WHAT YOU ARE ASKED TO DO:
Pull every line containing "được" from the entries.

===== MATERIAL FOR THIS EXERCISE =====

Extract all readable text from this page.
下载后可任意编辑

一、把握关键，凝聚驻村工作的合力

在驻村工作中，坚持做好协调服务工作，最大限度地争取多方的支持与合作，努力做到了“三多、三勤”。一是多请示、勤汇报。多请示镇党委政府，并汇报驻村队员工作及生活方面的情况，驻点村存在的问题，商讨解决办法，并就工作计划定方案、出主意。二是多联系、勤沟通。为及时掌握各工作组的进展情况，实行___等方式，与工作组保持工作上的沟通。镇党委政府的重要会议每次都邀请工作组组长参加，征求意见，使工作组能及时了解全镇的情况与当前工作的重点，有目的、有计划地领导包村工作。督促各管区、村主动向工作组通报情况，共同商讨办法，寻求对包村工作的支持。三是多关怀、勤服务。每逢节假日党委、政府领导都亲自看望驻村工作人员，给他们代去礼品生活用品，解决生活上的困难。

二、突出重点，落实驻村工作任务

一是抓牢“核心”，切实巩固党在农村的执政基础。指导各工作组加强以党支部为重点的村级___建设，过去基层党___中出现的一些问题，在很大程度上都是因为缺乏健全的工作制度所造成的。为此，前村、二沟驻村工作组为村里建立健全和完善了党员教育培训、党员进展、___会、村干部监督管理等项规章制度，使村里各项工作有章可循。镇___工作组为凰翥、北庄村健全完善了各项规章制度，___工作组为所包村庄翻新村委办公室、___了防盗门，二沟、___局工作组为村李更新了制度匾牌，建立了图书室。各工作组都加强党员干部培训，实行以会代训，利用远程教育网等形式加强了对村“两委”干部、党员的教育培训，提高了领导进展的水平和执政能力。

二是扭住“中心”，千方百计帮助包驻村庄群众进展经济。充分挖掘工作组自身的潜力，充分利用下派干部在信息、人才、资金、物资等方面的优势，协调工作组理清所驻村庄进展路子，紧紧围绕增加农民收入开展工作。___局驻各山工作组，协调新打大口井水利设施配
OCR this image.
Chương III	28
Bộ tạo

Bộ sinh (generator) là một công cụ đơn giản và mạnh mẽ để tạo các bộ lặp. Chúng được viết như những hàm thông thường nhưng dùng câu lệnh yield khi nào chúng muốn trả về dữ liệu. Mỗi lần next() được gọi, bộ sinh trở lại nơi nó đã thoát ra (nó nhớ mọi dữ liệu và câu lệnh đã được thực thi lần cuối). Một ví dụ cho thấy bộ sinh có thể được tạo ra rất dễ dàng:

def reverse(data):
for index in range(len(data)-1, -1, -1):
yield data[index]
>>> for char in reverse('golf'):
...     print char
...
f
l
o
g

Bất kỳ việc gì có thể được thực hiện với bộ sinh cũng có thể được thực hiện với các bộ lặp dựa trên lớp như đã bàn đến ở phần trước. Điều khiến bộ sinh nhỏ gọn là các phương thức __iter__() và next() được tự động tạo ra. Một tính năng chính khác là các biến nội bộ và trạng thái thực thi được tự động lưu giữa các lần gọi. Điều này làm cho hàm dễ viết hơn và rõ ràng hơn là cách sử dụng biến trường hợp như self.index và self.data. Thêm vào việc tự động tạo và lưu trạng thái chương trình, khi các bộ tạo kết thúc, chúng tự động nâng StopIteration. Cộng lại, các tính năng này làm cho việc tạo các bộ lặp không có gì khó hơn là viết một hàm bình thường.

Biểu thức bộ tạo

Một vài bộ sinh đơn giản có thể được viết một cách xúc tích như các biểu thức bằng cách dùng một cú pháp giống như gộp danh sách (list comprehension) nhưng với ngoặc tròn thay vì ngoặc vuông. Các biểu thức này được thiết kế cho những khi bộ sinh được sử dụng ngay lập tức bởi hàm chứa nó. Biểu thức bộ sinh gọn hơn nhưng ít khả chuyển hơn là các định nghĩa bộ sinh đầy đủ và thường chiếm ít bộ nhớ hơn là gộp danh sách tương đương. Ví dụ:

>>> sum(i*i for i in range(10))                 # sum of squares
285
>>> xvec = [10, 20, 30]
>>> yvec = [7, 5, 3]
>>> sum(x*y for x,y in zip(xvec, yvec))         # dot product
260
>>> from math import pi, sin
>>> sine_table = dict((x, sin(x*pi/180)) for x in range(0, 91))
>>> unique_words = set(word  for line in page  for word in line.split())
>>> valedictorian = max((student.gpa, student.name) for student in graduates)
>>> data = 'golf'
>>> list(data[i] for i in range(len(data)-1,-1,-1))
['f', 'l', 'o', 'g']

=====

SOLUTION BELOW:
Bộ sinh (generator) là một công cụ đơn giản và mạnh mẽ để tạo các bộ lặp. Chúng được viết như những hàm thông thường nhưng dùng câu lệnh yield khi nào chúng muốn trả về dữ liệu. Mỗi lần next() được gọi, bộ sinh trở lại nơi nó đã thoát ra (nó nhớ mọi dữ liệu và câu lệnh đã được thực thi lần cuối). Một ví dụ cho thấy bộ sinh có thể được tạo ra rất dễ dàng:
Bất kỳ việc gì có thể được thực hiện với bộ sinh cũng có thể được thực hiện với các bộ lặp dựa trên lớp như đã bàn đến ở phần trước. Điều khiến bộ sinh nhỏ gọn là các phương thức __iter__() và next() được tự động tạo ra. Một tính năng chính khác là các biến nội bộ và trạng thái thực thi được tự động lưu giữa các lần gọi. Điều này làm cho hàm dễ viết hơn và rõ ràng hơn là cách sử dụng biến trường hợp như self.index và self.data. Thêm vào việc tự động tạo và lưu trạng thái chương trình, khi các bộ tạo kết thúc, chúng tự động nâng StopIteration. Cộng lại, các tính năng này làm cho việc tạo các bộ lặp không có gì khó hơn là viết một hàm bình thường.
Một vài bộ sinh đơn giản có thể được viết một cách xúc tích như các biểu thức bằng cách dùng một cú pháp giống như gộp danh sách (list comprehension) nhưng với ngoặc tròn thay vì ngoặc vuông. Các biểu thức này được thiết kế cho những khi bộ sinh được sử dụng ngay lập tức bởi hàm chứa nó. Biểu thức bộ sinh gọn hơn nhưng ít khả chuyển hơn là các định nghĩa bộ sinh đầy đủ và thường chiếm ít bộ nhớ hơn là gộp danh sách tương đương. Ví dụ:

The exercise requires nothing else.